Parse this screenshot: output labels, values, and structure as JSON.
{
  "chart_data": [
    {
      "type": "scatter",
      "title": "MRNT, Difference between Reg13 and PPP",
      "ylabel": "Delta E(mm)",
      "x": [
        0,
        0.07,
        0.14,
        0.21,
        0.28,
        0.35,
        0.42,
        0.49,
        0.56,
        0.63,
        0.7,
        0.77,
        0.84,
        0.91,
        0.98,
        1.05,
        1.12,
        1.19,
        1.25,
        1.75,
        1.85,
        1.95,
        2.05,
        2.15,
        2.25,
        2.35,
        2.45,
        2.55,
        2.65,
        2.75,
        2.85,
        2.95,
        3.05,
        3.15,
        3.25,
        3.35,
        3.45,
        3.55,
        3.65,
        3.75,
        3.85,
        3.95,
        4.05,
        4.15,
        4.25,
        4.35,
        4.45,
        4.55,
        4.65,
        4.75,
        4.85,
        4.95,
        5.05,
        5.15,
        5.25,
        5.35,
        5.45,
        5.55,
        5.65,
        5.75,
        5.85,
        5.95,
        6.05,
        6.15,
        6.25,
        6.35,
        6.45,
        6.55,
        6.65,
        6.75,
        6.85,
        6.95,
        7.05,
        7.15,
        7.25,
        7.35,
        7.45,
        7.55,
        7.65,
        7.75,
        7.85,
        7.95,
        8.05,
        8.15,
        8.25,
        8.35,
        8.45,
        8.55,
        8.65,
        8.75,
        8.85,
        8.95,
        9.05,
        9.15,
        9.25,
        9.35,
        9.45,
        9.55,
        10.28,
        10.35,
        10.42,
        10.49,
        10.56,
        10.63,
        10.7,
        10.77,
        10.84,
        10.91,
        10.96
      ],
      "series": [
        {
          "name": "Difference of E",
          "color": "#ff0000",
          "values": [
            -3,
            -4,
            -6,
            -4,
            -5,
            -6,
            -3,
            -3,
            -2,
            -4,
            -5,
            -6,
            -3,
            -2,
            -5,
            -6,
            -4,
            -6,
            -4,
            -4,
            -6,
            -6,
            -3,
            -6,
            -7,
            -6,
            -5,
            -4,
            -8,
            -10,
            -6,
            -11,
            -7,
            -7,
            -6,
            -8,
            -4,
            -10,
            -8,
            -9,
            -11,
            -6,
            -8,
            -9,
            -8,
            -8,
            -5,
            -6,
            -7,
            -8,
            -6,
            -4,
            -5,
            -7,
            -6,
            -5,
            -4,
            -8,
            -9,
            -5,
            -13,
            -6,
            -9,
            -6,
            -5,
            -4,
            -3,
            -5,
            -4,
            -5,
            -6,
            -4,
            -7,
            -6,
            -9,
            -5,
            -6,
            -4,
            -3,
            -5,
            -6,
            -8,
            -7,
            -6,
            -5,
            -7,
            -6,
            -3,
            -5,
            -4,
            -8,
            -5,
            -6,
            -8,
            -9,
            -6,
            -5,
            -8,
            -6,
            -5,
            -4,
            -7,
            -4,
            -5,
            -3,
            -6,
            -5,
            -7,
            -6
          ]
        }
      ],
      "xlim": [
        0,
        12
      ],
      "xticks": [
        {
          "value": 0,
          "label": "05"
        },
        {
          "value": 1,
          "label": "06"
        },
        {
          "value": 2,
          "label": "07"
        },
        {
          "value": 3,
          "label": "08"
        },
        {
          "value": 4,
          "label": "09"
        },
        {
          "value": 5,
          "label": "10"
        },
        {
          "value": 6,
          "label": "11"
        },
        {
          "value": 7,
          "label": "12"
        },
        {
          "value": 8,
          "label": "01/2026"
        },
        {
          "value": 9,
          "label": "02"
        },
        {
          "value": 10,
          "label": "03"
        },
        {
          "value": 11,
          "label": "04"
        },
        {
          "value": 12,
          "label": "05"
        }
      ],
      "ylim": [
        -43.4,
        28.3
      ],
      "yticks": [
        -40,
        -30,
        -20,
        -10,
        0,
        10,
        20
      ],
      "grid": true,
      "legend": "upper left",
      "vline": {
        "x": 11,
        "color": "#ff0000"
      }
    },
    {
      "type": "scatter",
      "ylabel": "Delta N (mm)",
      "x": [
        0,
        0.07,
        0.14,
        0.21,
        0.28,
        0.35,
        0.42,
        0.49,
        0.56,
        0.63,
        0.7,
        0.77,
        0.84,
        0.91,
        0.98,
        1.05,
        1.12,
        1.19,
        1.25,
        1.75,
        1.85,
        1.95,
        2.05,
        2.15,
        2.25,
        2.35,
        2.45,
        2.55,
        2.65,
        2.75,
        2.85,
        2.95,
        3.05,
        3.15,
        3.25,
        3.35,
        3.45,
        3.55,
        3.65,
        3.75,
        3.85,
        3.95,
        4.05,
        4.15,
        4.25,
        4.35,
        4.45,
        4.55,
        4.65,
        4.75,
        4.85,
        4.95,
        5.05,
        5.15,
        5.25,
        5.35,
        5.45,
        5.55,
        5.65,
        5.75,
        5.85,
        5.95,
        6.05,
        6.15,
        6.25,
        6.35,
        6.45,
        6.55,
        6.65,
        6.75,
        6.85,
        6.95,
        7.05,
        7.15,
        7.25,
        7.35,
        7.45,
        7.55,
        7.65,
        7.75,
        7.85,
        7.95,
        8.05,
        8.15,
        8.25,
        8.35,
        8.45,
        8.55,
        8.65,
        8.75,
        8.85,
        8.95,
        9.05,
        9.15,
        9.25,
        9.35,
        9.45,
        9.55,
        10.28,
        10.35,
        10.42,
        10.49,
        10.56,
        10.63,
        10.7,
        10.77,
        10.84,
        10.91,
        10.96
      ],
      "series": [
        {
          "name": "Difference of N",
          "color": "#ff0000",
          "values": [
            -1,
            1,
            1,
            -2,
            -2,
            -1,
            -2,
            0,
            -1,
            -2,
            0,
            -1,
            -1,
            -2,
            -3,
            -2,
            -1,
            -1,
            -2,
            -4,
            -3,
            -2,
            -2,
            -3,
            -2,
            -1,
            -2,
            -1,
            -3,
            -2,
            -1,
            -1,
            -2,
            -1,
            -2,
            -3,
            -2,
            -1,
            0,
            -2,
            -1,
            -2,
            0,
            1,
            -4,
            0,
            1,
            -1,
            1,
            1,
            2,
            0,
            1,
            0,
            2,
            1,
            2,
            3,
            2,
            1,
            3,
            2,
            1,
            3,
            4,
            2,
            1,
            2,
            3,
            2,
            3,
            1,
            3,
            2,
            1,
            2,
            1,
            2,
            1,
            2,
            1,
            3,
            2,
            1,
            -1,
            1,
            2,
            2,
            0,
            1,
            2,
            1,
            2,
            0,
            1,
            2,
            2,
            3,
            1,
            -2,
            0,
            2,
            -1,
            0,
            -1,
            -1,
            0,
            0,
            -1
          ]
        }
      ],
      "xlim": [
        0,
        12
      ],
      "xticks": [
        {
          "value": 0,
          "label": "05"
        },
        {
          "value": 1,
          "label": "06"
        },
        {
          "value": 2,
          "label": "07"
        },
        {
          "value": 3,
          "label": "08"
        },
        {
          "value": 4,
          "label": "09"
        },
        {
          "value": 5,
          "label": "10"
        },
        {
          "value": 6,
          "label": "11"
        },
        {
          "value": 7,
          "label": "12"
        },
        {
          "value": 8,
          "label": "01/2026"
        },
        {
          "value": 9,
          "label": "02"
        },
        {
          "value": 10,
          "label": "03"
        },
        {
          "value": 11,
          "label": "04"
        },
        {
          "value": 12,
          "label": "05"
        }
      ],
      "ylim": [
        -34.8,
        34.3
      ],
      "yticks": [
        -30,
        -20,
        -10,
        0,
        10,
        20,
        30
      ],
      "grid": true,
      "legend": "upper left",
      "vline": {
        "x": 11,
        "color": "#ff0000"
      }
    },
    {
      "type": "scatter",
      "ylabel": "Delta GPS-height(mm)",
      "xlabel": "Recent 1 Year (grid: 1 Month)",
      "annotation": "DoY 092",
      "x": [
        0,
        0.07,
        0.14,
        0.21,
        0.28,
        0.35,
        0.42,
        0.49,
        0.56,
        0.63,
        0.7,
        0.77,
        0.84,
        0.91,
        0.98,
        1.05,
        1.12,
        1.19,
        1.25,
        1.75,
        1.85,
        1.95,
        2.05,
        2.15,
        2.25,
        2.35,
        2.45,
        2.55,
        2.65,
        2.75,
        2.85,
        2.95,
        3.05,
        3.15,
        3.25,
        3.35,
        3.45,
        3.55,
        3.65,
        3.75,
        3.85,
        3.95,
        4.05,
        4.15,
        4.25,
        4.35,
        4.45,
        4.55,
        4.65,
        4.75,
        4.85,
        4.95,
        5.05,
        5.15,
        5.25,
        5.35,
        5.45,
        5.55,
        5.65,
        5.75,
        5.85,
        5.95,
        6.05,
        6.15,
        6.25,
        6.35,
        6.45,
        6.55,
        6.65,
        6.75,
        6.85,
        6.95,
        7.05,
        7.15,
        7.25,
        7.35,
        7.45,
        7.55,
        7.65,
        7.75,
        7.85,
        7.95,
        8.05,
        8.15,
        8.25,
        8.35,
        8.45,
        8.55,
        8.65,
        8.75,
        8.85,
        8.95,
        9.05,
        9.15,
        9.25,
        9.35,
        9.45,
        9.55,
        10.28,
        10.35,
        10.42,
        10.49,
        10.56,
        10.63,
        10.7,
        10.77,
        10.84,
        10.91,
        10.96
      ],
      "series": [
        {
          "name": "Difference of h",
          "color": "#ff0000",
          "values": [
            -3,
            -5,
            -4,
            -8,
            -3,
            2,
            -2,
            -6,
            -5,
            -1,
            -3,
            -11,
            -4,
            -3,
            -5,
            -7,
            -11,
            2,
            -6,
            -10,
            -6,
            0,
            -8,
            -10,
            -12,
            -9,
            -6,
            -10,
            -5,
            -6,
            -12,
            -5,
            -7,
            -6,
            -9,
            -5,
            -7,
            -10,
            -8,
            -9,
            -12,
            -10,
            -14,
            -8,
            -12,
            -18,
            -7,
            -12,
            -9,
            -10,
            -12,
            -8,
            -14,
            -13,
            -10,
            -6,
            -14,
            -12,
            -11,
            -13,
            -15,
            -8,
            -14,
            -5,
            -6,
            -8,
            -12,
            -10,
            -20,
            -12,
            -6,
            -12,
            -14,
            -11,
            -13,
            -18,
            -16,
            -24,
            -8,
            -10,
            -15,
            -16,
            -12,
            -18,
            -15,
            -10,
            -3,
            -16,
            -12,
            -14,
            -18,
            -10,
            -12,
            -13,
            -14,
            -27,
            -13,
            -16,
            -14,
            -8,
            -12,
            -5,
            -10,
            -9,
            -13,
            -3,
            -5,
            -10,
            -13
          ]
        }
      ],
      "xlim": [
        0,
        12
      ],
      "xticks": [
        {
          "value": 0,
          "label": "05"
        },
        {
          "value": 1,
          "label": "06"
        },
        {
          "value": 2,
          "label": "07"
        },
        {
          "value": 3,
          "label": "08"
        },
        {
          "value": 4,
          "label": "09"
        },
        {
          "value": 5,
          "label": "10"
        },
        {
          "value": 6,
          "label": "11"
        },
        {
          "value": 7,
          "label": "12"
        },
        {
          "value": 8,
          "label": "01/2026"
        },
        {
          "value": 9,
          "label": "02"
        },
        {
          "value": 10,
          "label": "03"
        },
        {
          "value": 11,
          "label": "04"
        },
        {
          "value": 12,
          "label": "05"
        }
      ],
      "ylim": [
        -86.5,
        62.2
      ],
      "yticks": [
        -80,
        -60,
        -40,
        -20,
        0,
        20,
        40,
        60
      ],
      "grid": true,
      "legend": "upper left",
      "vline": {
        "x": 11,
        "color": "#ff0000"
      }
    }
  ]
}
■ ■ ■ ■
OBJECTIVE => Look over the listing above. Pick out and copy every line that includes "Difference".

EXERCISE RESULT =>
      "title": "MRNT, Difference between Reg13 and PPP",
          "name": "Difference of E",
          "name": "Difference of N",
          "name": "Difference of h",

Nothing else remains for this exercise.